━━━━━ Records for the task

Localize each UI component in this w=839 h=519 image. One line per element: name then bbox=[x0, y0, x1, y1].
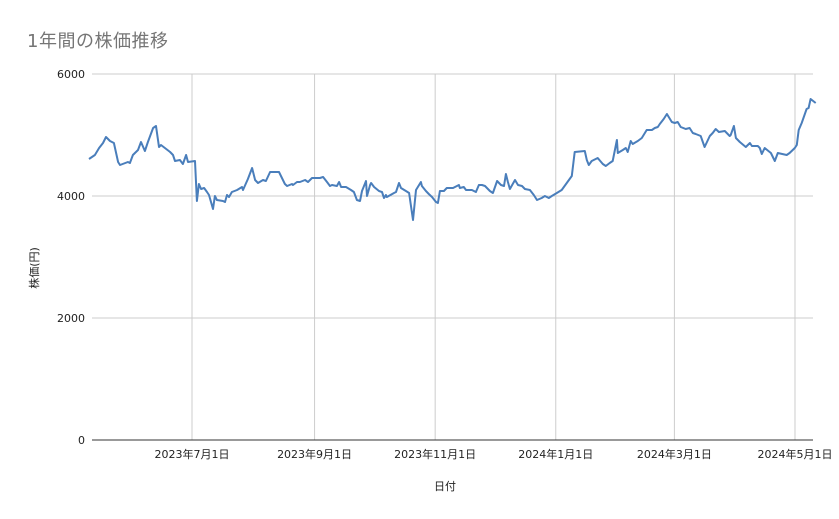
x-tick-label: 2023年11月1日 bbox=[394, 447, 476, 461]
x-axis-title: 日付 bbox=[434, 480, 456, 493]
y-tick-label: 6000 bbox=[57, 68, 85, 81]
y-tick-label: 0 bbox=[78, 434, 85, 447]
x-tick-label: 2024年3月1日 bbox=[637, 447, 712, 461]
y-axis-ticks: 0 2000 4000 6000 bbox=[57, 68, 85, 447]
x-tick-label: 2024年1月1日 bbox=[518, 447, 593, 461]
y-tick-label: 4000 bbox=[57, 190, 85, 203]
chart-title: 1年間の株価推移 bbox=[27, 31, 169, 52]
y-axis-title: 株価(円) bbox=[27, 247, 41, 289]
y-tick-label: 2000 bbox=[57, 312, 85, 325]
gridlines bbox=[92, 73, 813, 440]
x-tick-label: 2023年9月1日 bbox=[277, 447, 352, 461]
x-tick-label: 2023年7月1日 bbox=[155, 447, 230, 461]
x-tick-label: 2024年5月1日 bbox=[757, 447, 832, 461]
price-series-line bbox=[88, 98, 817, 221]
x-axis-ticks: 2023年7月1日 2023年9月1日 2023年11月1日 2024年1月1日 202… bbox=[155, 447, 833, 461]
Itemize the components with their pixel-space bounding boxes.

━━━━━━━━━━

■ **Set exercise**
Write out every line of the rows above word for word, leaving out the pictures.

■ **Output**
Localize each UI component in this w=839 h=519 image. One line per element: name then bbox=[x0, y0, x1, y1].
x-tick-label: 2023年11月1日 bbox=[394, 447, 476, 461]
x-axis-title: 日付 bbox=[434, 480, 456, 493]
y-tick-label: 6000 bbox=[57, 68, 85, 81]
y-tick-label: 0 bbox=[78, 434, 85, 447]
x-tick-label: 2024年3月1日 bbox=[637, 447, 712, 461]
y-axis-ticks: 0 2000 4000 6000 bbox=[57, 68, 85, 447]
x-tick-label: 2024年1月1日 bbox=[518, 447, 593, 461]
y-tick-label: 4000 bbox=[57, 190, 85, 203]
chart-title: 1年間の株価推移 bbox=[27, 31, 169, 52]
y-axis-title: 株価(円) bbox=[27, 247, 41, 289]
y-tick-label: 2000 bbox=[57, 312, 85, 325]
gridlines bbox=[92, 73, 813, 440]
x-tick-label: 2023年9月1日 bbox=[277, 447, 352, 461]
x-tick-label: 2023年7月1日 bbox=[155, 447, 230, 461]
x-tick-label: 2024年5月1日 bbox=[757, 447, 832, 461]
price-series-line bbox=[88, 98, 817, 221]
x-axis-ticks: 2023年7月1日 2023年9月1日 2023年11月1日 2024年1月1日 202… bbox=[155, 447, 833, 461]
Itemize the components with their pixel-space bounding boxes.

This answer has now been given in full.